● **Problem**
Word for word, repeat the entries, minus the pictures.

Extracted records
* START *

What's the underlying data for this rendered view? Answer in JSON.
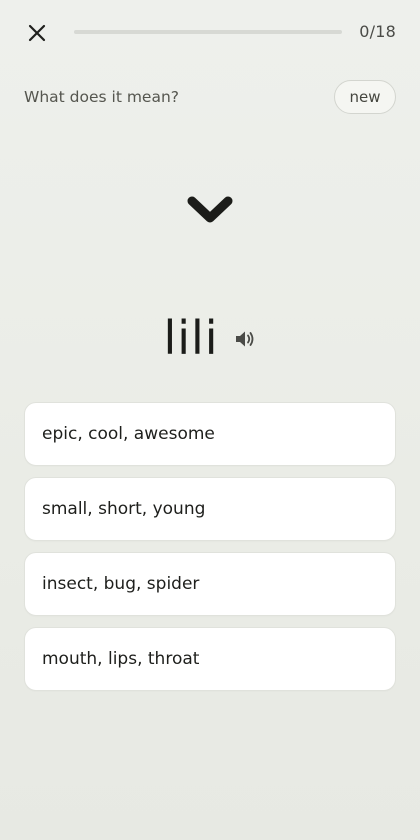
{
  "header": {
    "progress_text": "0/18",
    "progress_fraction": 0,
    "close_icon": "close-icon"
  },
  "prompt": {
    "question": "What does it mean?",
    "badge": "new"
  },
  "glyph": {
    "icon": "chevron-down-icon",
    "color": "#1b1c19"
  },
  "word": {
    "text": "lili",
    "audio_icon": "speaker-icon"
  },
  "options": [
    {
      "label": "epic, cool, awesome"
    },
    {
      "label": "small, short, young"
    },
    {
      "label": "insect, bug, spider"
    },
    {
      "label": "mouth, lips, throat"
    }
  ]
}
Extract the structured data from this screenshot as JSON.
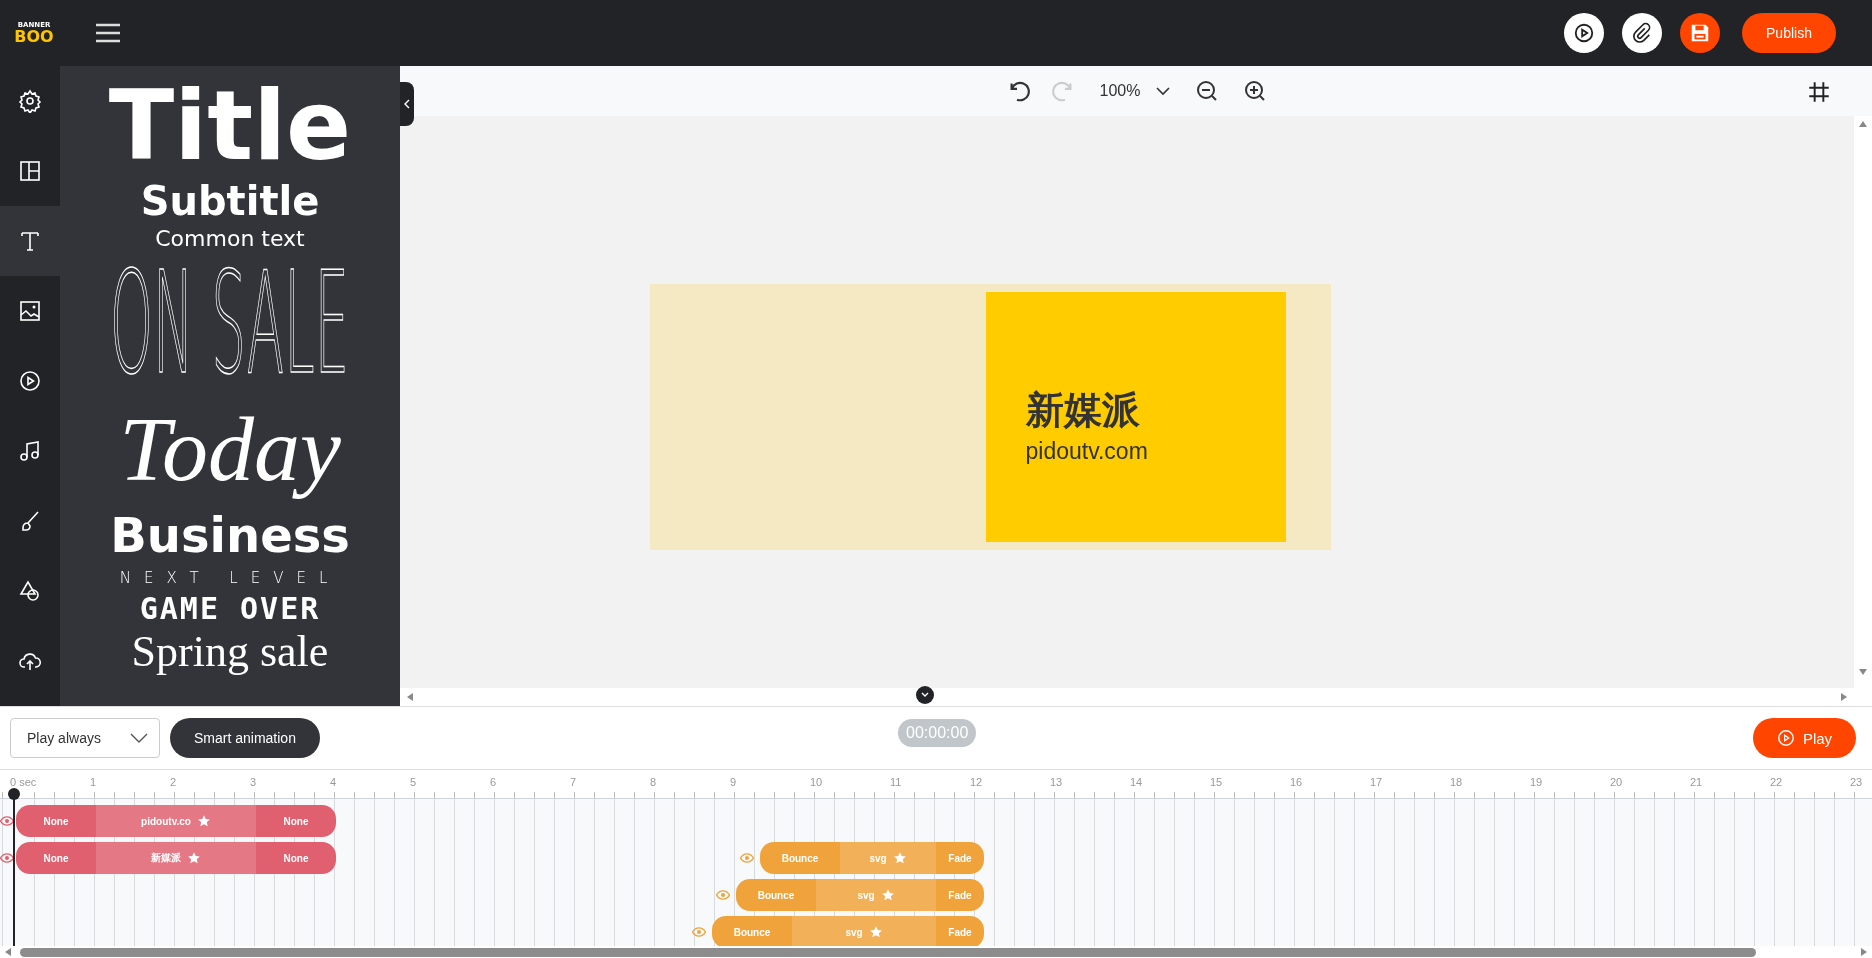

* END *

● **Output below**
What's the underlying data for this rendered view? Answer in JSON.
{
  "header": {
    "progress_text": "0/18",
    "progress_fraction": 0,
    "close_icon": "close-icon"
  },
  "prompt": {
    "question": "What does it mean?",
    "badge": "new"
  },
  "glyph": {
    "icon": "chevron-down-icon",
    "color": "#1b1c19"
  },
  "word": {
    "text": "lili",
    "audio_icon": "speaker-icon"
  },
  "options": [
    {
      "label": "epic, cool, awesome"
    },
    {
      "label": "small, short, young"
    },
    {
      "label": "insect, bug, spider"
    },
    {
      "label": "mouth, lips, throat"
    }
  ]
}
Extract the structured data from this screenshot as JSON.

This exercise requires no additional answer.